Copy each line that contains the string "Britain".

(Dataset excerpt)
[start]

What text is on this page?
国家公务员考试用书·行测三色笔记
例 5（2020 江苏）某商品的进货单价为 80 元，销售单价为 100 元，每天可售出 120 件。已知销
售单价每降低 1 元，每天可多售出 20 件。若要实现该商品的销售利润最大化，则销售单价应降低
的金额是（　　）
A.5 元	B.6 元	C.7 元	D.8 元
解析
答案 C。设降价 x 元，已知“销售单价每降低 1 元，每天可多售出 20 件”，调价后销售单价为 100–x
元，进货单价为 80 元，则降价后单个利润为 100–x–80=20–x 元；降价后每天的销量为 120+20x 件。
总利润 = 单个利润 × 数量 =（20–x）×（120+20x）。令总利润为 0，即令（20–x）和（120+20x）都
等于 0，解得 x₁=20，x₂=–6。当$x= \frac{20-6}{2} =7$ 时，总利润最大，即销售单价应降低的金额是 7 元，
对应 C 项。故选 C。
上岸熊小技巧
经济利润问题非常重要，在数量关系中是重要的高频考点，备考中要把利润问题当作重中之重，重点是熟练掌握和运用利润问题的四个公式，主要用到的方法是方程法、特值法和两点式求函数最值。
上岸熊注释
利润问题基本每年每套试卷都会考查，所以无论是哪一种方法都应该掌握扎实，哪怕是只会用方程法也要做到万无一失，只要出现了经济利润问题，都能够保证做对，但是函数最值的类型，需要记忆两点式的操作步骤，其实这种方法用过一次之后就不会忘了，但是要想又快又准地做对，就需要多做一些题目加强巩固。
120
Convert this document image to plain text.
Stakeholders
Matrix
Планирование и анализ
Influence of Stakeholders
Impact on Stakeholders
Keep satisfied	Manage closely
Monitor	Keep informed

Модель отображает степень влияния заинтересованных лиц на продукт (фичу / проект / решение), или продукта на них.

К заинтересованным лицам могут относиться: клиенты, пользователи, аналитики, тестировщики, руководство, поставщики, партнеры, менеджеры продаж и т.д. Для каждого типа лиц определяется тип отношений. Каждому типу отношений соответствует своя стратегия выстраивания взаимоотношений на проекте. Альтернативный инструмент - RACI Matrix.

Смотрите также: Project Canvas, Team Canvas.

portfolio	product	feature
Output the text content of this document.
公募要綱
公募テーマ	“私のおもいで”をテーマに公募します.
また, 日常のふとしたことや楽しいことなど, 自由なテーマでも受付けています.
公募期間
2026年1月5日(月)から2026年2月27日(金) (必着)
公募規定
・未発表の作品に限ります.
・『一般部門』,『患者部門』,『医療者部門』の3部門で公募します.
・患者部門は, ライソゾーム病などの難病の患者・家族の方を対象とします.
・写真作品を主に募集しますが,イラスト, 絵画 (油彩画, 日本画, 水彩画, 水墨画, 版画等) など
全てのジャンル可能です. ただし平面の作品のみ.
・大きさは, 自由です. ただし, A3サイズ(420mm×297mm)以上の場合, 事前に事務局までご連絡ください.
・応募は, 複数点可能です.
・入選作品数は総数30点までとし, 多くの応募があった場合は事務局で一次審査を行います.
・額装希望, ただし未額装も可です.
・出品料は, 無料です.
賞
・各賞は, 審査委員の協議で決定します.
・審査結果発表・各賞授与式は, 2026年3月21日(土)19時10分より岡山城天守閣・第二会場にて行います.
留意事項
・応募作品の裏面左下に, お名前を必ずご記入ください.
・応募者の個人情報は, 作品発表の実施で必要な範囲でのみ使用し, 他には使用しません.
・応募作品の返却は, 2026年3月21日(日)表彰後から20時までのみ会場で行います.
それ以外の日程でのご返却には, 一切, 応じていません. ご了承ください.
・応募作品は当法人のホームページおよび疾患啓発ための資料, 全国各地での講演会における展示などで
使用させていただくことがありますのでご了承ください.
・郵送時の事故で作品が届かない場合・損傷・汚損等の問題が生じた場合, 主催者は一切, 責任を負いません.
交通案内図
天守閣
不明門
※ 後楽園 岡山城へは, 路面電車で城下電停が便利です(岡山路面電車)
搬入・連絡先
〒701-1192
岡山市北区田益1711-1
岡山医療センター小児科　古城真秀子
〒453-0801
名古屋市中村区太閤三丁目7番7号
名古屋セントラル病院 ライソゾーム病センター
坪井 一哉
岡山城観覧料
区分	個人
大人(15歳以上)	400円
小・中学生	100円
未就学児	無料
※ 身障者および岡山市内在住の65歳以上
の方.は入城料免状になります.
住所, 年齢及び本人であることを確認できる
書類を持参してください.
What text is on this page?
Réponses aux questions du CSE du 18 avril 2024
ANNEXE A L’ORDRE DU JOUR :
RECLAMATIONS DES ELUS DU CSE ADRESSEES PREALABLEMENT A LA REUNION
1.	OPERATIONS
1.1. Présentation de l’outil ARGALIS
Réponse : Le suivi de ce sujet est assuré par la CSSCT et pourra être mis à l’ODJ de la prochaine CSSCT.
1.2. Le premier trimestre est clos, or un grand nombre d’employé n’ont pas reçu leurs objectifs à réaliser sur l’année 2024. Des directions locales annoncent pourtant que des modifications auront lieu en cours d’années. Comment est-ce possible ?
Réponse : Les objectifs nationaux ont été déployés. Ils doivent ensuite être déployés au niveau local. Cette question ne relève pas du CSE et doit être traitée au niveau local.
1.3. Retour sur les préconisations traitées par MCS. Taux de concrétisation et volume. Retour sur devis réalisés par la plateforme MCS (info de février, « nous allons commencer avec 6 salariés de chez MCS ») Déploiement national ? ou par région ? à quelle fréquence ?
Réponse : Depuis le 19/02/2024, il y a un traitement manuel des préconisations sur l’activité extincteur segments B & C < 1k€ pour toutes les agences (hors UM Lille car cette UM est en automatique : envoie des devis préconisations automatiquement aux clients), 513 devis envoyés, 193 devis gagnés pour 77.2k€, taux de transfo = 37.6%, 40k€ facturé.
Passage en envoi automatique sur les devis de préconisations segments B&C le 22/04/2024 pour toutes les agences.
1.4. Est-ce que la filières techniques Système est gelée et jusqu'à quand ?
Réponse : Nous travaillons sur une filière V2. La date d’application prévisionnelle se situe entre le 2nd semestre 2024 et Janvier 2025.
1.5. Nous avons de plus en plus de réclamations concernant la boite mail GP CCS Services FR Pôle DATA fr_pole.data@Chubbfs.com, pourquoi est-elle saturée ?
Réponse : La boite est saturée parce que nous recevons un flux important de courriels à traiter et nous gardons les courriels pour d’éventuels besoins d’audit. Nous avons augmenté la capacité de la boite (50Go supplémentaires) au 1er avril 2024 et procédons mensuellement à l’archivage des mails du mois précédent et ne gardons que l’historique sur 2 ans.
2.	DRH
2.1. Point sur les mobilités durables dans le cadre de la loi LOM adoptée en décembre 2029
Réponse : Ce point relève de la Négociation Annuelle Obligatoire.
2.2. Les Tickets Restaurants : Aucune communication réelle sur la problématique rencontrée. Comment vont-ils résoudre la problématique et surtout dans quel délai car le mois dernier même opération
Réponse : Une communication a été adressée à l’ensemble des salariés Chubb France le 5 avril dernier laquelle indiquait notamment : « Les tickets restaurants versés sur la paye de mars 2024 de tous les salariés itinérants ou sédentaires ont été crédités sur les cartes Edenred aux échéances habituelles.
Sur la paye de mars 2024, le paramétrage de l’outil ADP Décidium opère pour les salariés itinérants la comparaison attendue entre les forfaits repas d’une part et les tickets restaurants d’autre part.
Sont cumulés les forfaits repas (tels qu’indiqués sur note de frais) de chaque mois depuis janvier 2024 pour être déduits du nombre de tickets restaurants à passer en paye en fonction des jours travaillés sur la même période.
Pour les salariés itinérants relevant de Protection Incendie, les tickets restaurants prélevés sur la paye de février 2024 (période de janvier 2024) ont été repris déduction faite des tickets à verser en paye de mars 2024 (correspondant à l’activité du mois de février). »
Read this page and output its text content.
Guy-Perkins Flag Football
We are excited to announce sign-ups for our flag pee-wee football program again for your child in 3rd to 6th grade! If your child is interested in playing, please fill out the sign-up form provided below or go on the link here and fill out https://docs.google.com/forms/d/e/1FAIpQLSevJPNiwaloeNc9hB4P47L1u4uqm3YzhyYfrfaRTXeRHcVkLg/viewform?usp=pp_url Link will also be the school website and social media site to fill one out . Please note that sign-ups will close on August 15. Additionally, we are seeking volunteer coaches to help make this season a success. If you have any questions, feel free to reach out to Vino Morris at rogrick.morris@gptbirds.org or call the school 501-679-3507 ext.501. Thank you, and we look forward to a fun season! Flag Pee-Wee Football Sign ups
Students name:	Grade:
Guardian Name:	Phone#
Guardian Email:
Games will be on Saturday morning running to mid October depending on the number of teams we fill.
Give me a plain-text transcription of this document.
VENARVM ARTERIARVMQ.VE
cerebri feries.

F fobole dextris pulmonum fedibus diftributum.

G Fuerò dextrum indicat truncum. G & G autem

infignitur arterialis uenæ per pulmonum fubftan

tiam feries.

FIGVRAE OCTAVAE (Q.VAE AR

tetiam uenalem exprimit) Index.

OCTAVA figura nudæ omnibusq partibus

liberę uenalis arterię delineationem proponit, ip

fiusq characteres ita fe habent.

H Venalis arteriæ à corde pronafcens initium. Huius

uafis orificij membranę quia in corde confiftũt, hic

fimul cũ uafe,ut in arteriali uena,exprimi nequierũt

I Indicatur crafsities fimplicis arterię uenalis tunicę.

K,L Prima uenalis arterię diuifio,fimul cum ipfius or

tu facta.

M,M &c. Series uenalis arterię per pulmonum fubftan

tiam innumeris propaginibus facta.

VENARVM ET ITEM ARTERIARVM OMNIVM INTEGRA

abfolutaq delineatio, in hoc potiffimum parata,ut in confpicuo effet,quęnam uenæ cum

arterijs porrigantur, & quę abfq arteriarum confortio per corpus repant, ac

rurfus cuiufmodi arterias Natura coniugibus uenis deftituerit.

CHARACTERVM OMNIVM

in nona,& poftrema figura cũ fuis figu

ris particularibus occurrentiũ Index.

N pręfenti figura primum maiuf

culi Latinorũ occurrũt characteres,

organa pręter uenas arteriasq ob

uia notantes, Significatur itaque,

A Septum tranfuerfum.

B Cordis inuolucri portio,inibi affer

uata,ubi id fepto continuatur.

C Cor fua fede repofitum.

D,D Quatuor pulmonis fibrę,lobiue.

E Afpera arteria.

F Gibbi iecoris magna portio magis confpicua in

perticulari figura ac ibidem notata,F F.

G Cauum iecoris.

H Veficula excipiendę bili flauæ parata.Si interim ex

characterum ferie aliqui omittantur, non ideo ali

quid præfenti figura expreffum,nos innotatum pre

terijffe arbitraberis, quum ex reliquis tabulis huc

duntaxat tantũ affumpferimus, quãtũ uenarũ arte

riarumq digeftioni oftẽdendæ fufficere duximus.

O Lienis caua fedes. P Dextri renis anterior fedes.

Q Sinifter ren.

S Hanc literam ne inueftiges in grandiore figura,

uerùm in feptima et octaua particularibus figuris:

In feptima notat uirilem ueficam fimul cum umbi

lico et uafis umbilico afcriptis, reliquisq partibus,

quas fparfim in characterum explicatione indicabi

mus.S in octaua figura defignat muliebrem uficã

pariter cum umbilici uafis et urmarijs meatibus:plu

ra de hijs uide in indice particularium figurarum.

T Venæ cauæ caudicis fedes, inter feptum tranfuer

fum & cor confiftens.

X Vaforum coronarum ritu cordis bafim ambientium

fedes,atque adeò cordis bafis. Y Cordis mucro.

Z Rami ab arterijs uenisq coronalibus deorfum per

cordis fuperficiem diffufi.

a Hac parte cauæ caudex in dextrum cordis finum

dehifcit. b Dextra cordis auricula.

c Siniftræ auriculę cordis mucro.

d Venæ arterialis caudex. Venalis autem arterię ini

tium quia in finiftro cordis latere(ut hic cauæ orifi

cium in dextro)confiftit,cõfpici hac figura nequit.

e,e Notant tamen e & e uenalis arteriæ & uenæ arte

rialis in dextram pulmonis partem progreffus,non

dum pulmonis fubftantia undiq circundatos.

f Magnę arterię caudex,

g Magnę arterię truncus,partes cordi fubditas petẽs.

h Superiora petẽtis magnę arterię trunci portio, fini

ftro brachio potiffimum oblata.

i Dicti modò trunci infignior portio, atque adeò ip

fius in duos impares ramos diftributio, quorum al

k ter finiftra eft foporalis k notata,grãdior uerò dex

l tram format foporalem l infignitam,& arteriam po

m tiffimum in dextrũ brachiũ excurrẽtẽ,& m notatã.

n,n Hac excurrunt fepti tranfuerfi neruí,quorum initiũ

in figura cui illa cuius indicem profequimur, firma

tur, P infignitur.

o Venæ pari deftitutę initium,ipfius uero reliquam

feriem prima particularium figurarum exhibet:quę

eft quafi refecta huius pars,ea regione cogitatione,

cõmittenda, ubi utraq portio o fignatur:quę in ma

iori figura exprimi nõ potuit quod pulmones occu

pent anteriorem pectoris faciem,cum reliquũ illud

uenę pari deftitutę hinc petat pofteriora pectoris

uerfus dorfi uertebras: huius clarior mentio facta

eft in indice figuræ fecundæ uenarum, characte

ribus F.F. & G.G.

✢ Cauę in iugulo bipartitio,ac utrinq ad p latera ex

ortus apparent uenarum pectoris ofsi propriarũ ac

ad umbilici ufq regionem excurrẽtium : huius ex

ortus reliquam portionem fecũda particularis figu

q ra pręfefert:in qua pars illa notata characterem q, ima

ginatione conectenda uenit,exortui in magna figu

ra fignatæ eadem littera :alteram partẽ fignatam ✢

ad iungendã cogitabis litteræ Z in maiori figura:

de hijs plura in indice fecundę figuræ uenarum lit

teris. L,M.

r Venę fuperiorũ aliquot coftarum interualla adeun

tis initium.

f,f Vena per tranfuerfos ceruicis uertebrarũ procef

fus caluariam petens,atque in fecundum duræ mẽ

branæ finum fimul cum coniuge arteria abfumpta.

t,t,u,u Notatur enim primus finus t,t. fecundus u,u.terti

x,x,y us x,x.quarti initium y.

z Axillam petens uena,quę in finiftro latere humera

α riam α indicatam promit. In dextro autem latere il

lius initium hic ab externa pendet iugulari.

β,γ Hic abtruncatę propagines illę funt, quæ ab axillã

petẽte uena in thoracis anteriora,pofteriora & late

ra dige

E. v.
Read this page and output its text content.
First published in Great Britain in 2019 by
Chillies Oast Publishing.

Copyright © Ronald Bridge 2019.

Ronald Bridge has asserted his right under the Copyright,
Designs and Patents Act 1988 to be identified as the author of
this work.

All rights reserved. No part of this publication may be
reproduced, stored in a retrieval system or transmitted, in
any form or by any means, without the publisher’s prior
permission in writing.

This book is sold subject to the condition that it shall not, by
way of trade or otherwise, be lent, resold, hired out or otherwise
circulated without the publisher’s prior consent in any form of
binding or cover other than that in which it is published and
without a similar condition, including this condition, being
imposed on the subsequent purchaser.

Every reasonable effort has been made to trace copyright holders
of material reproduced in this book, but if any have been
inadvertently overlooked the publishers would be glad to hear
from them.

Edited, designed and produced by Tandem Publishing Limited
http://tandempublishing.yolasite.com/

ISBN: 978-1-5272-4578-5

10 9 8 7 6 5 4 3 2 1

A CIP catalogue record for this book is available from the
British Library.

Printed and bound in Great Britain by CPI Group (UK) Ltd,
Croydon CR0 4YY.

[end]

▸ **Finished exercise**:
First published in Great Britain in 2019 by
Printed and bound in Great Britain by CPI Group (UK) Ltd,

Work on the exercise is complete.